Images must not appear in your copy; reproduce every other part of the records exactly.

▶ [Records from a dataset]
------------

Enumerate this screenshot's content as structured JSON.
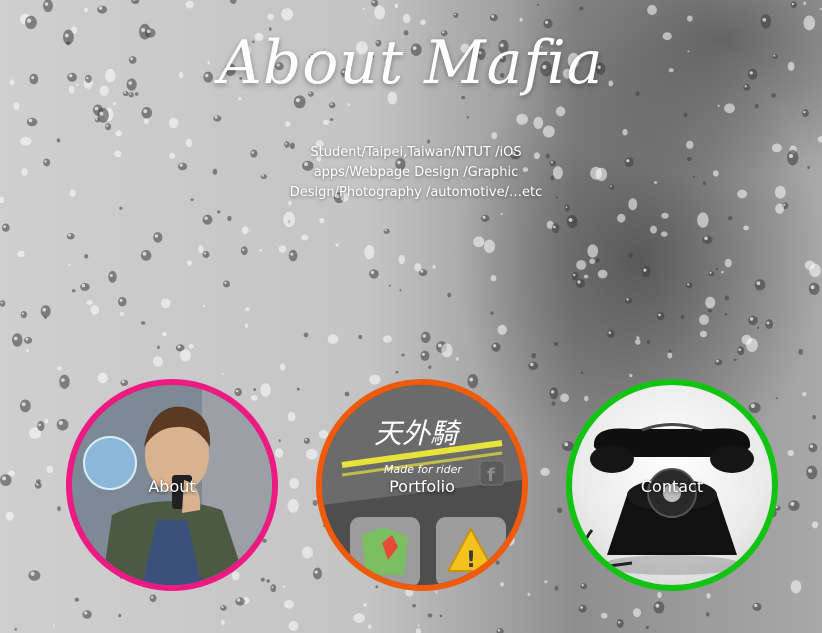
{
  "header": {
    "title": "About Mafia",
    "subtitle": "Student/Taipei,Taiwan/NTUT /iOS apps/Webpage Design /Graphic Design/Photography /automotive/…etc"
  },
  "nav": [
    {
      "label": "About",
      "ring_color": "#ee1a84"
    },
    {
      "label": "Portfolio",
      "ring_color": "#f05a0c"
    },
    {
      "label": "Contact",
      "ring_color": "#12c412"
    }
  ],
  "portfolio_preview": {
    "app_title": "天外騎",
    "tagline": "Made for rider"
  }
}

------------

▶ [CORRECT OUTPUT]
Enumerate this screenshot's content as structured JSON.
{
  "header": {
    "title": "About Mafia",
    "subtitle": "Student/Taipei,Taiwan/NTUT /iOS apps/Webpage Design /Graphic Design/Photography /automotive/…etc"
  },
  "nav": [
    {
      "label": "About",
      "ring_color": "#ee1a84"
    },
    {
      "label": "Portfolio",
      "ring_color": "#f05a0c"
    },
    {
      "label": "Contact",
      "ring_color": "#12c412"
    }
  ],
  "portfolio_preview": {
    "app_title": "天外騎",
    "tagline": "Made for rider"
  }
}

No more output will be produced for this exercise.